[Recorded data]
================================
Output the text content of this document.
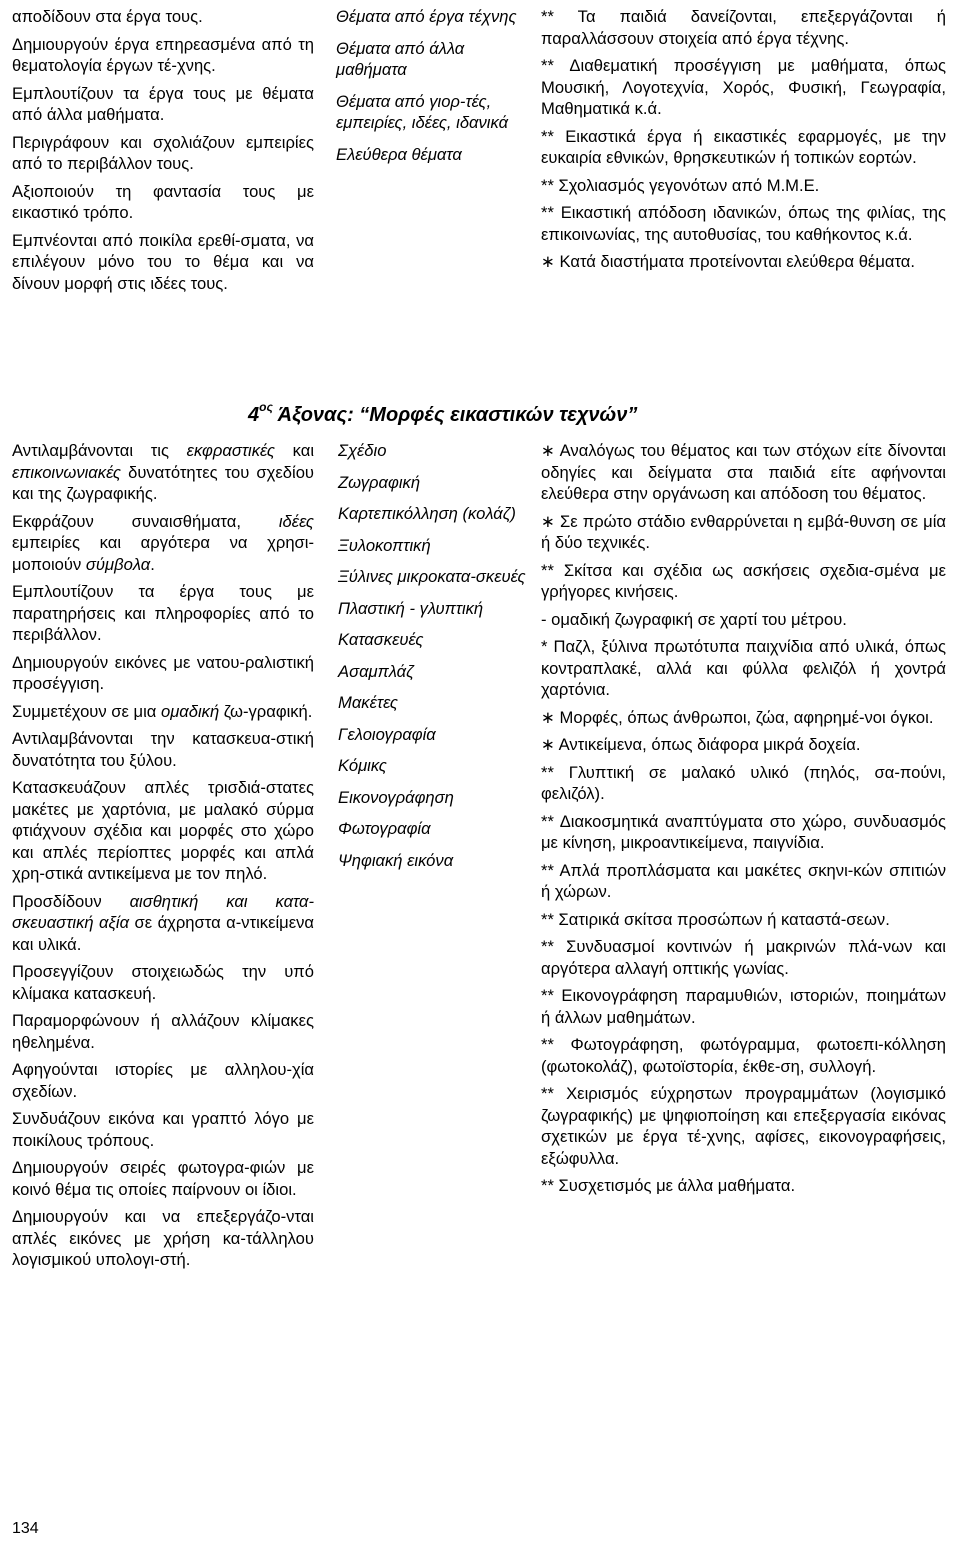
αποδίδουν στα έργα τους.

Δημιουργούν έργα επηρεασμένα από τη θεματολογία έργων τέ-χνης.

Εμπλουτίζουν τα έργα τους με θέματα από άλλα μαθήματα.

Περιγράφουν και σχολιάζουν εμπειρίες από το περιβάλλον τους.

Αξιοποιούν τη φαντασία τους με εικαστικό τρόπο.

Εμπνέονται από ποικίλα ερεθί-σματα, να επιλέγουν μόνο του το θέμα και να δίνουν μορφή στις ιδέες τους.

Θέματα από έργα τέχνης

Θέματα από άλλα μαθήματα

Θέματα από γιορ-τές, εμπειρίες, ιδέες, ιδανικά

Ελεύθερα θέματα

** Τα παιδιά δανείζονται, επεξεργάζονται ή παραλλάσσουν στοιχεία από έργα τέχνης.

** Διαθεματική προσέγγιση με μαθήματα, όπως Μουσική, Λογοτεχνία, Χορός, Φυσική, Γεωγραφία, Μαθηματικά κ.ά.

** Εικαστικά έργα ή εικαστικές εφαρμογές, με την ευκαιρία εθνικών, θρησκευτικών ή τοπικών εορτών.

** Σχολιασμός γεγονότων από Μ.Μ.Ε.

** Εικαστική απόδοση ιδανικών, όπως της φιλίας, της επικοινωνίας, της αυτοθυσίας, του καθήκοντος κ.ά.

∗ Κατά διαστήματα προτείνονται ελεύθερα θέματα.

$4^{o\varsigma}$ Άξονας: “Μορφές εικαστικών τεχνών”

Αντιλαμβάνονται τις εκφραστικές και επικοινωνιακές δυνατότητες του σχεδίου και της ζωγραφικής.

Εκφράζουν συναισθήματα, ιδέες εμπειρίες και αργότερα να χρησι-μοποιούν σύμβολα.

Εμπλουτίζουν τα έργα τους με παρατηρήσεις και πληροφορίες από το περιβάλλον.

Δημιουργούν εικόνες με νατου-ραλιστική προσέγγιση.

Συμμετέχουν σε μια ομαδική ζω-γραφική.

Αντιλαμβάνονται την κατασκευα-στική δυνατότητα του ξύλου.

Κατασκευάζουν απλές τρισδιά-στατες μακέτες με χαρτόνια, με μαλακό σύρμα φτιάχνουν σχέδια και μορφές στο χώρο και απλές περίοπτες μορφές και απλά χρη-στικά αντικείμενα με τον πηλό.

Προσδίδουν αισθητική και κατα-σκευαστική αξία σε άχρηστα α-ντικείμενα και υλικά.

Προσεγγίζουν στοιχειωδώς την υπό κλίμακα κατασκευή.

Παραμορφώνουν ή αλλάζουν κλίμακες ηθελημένα.

Αφηγούνται ιστορίες με αλληλου-χία σχεδίων.

Συνδυάζουν εικόνα και γραπτό λόγο με ποικίλους τρόπους.

Δημιουργούν σειρές φωτογρα-φιών με κοινό θέμα τις οποίες παίρνουν οι ίδιοι.

Δημιουργούν και να επεξεργάζο-νται απλές εικόνες με χρήση κα-τάλληλου λογισμικού υπολογι-στή.

Σχέδιο

Ζωγραφική

Καρτεπικόλληση (κολάζ)

Ξυλοκοπτική

Ξύλινες μικροκατα-σκευές

Πλαστική - γλυπτική

Κατασκευές

Ασαμπλάζ

Μακέτες

Γελοιογραφία

Κόμικς

Εικονογράφηση

Φωτογραφία

Ψηφιακή εικόνα

∗ Αναλόγως του θέματος και των στόχων είτε δίνονται οδηγίες και δείγματα στα παιδιά είτε αφήνονται ελεύθερα στην οργάνωση και απόδοση του θέματος.

∗ Σε πρώτο στάδιο ενθαρρύνεται η εμβά-θυνση σε μία ή δύο τεχνικές.

** Σκίτσα και σχέδια ως ασκήσεις σχεδια-σμένα με γρήγορες κινήσεις.

- ομαδική ζωγραφική σε χαρτί του μέτρου.

* Παζλ, ξύλινα πρωτότυπα παιχνίδια από υλικά, όπως κοντραπλακέ, αλλά και φύλλα φελιζόλ ή χοντρά χαρτόνια.

∗ Μορφές, όπως άνθρωποι, ζώα, αφηρημέ-νοι όγκοι.

∗ Αντικείμενα, όπως διάφορα μικρά δοχεία.

** Γλυπτική σε μαλακό υλικό (πηλός, σα-πούνι, φελιζόλ).

** Διακοσμητικά αναπτύγματα στο χώρο, συνδυασμός με κίνηση, μικροαντικείμενα, παιγνίδια.

** Απλά προπλάσματα και μακέτες σκηνι-κών σπιτιών ή χώρων.

** Σατιρικά σκίτσα προσώπων ή καταστά-σεων.

** Συνδυασμοί κοντινών ή μακρινών πλά-νων και αργότερα αλλαγή οπτικής γωνίας.

** Εικονογράφηση παραμυθιών, ιστοριών, ποιημάτων ή άλλων μαθημάτων.

** Φωτογράφηση, φωτόγραμμα, φωτοεπι-κόλληση (φωτοκολάζ), φωτοϊστορία, έκθε-ση, συλλογή.

** Χειρισμός εύχρηστων προγραμμάτων (λογισμικό ζωγραφικής) με ψηφιοποίηση και επεξεργασία εικόνας σχετικών με έργα τέ-χνης, αφίσες, εικονογραφήσεις, εξώφυλλα.

** Συσχετισμός με άλλα μαθήματα.

134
================================
WRITTEN REQUEST = Scan the material above. Copy each line that holds the word "άλλα".

THE RESULT =
Εμπλουτίζουν τα έργα τους με θέματα από άλλα μαθήματα.
Θέματα από άλλα μαθήματα
** Συσχετισμός με άλλα μαθήματα.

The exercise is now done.